[Stored data]
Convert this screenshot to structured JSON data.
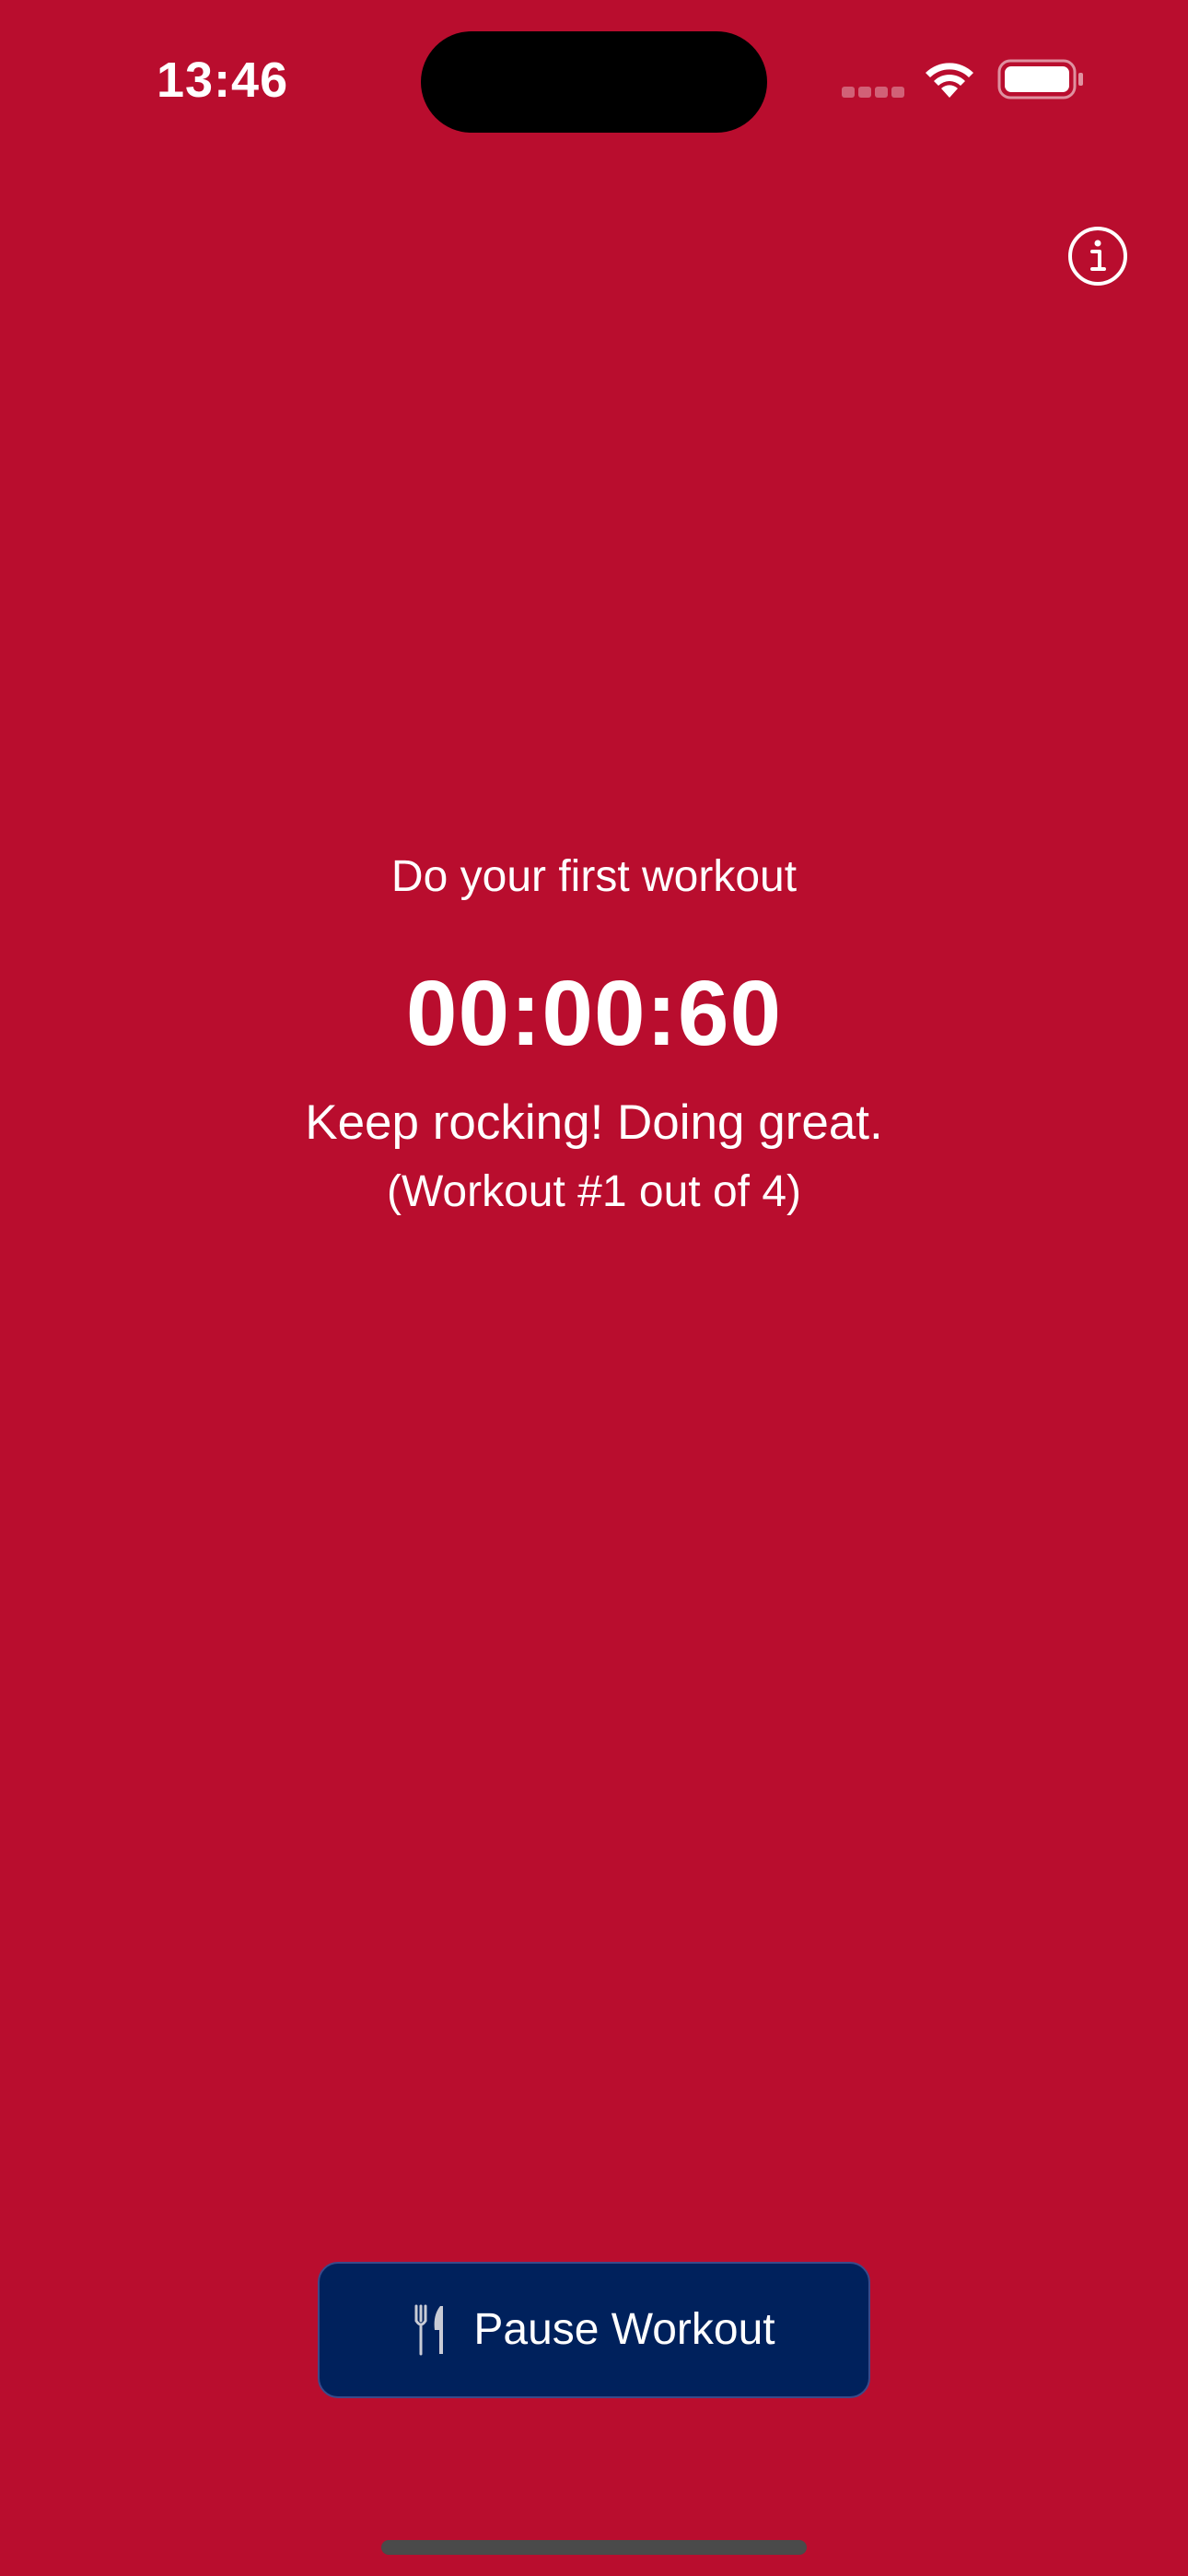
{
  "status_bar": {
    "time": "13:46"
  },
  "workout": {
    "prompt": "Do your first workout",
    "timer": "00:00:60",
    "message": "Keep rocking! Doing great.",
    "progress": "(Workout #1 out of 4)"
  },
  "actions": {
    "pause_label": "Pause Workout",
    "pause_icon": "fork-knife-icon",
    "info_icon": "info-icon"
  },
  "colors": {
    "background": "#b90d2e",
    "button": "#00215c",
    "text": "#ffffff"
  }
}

## Do this
Using the material above, return every line exactly as it appears, minus the pictures.

## Reply to the task
Convert this screenshot to structured JSON data.
{
  "status_bar": {
    "time": "13:46"
  },
  "workout": {
    "prompt": "Do your first workout",
    "timer": "00:00:60",
    "message": "Keep rocking! Doing great.",
    "progress": "(Workout #1 out of 4)"
  },
  "actions": {
    "pause_label": "Pause Workout",
    "pause_icon": "fork-knife-icon",
    "info_icon": "info-icon"
  },
  "colors": {
    "background": "#b90d2e",
    "button": "#00215c",
    "text": "#ffffff"
  }
}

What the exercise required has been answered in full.